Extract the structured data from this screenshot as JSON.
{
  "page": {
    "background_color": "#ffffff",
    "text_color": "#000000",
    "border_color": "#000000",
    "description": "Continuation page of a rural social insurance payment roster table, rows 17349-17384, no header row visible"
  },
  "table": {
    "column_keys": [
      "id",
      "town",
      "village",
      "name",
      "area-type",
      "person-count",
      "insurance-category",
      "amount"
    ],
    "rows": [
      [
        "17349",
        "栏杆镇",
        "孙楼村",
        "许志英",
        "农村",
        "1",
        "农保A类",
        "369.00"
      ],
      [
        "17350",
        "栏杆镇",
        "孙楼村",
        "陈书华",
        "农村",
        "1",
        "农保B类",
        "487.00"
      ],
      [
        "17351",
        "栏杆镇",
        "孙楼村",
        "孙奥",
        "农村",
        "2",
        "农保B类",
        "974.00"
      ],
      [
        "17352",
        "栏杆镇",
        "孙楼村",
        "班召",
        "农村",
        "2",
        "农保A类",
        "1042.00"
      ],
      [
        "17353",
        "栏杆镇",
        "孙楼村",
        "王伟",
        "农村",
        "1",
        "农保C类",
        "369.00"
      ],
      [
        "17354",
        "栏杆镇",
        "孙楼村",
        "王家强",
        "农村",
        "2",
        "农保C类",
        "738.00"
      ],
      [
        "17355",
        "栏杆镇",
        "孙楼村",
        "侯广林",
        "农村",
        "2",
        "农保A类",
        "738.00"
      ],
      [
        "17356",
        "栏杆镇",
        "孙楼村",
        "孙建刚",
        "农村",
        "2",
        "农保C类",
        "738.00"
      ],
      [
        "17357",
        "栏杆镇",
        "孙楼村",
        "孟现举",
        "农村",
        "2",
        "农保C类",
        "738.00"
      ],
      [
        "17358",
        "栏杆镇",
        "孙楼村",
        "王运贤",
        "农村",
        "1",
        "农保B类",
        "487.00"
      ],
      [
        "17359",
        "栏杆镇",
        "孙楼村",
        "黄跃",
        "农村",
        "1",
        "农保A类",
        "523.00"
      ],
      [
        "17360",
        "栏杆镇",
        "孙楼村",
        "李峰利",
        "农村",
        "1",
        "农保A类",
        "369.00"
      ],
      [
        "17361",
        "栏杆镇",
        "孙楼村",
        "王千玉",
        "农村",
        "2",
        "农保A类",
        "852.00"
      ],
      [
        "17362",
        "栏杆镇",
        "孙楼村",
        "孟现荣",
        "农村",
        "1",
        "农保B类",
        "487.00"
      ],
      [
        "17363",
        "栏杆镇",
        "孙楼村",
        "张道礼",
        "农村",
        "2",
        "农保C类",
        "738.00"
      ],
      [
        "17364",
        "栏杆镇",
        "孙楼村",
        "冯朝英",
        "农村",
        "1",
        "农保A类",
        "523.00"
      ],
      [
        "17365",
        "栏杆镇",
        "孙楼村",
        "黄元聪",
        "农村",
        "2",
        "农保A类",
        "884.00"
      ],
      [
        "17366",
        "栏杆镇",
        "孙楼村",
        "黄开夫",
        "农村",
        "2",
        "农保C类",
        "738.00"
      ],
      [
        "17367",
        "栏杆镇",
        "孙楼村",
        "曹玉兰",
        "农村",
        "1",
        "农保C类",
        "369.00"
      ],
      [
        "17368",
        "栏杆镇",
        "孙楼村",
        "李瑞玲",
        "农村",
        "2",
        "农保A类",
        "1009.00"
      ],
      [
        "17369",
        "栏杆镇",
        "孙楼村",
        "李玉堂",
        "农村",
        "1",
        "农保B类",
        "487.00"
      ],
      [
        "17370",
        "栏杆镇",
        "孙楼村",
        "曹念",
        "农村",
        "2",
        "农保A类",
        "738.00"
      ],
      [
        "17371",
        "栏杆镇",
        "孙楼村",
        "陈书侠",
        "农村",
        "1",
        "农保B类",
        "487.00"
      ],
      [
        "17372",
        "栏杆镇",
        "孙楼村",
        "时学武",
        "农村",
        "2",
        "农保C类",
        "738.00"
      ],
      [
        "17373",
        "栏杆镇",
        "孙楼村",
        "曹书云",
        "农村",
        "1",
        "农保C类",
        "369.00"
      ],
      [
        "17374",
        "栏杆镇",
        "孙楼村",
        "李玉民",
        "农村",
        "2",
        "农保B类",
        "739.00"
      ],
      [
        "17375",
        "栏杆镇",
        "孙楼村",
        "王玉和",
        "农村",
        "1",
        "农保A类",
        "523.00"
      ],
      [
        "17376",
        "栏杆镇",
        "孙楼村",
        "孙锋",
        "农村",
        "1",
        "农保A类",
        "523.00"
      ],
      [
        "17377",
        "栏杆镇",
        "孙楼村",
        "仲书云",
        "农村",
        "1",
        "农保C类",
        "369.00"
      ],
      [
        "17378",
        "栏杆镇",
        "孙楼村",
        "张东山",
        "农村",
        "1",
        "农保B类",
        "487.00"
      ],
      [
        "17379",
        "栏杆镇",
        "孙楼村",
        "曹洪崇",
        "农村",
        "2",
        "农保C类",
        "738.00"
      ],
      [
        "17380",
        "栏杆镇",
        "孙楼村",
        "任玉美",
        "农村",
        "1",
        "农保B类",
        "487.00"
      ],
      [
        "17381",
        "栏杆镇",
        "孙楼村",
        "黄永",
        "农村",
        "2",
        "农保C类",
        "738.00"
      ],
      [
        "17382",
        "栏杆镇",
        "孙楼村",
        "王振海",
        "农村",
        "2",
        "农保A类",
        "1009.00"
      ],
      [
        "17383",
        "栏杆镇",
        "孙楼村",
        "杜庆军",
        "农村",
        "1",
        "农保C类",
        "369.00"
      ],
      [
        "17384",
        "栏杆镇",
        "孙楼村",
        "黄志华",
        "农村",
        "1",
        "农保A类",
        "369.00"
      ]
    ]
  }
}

Exercise brief: Which lines hold the word "table"? Copy all of them.

Solution for this problem:
    "description": "Continuation page of a rural social insurance payment roster table, rows 17349-17384, no header row visible"
  "table": {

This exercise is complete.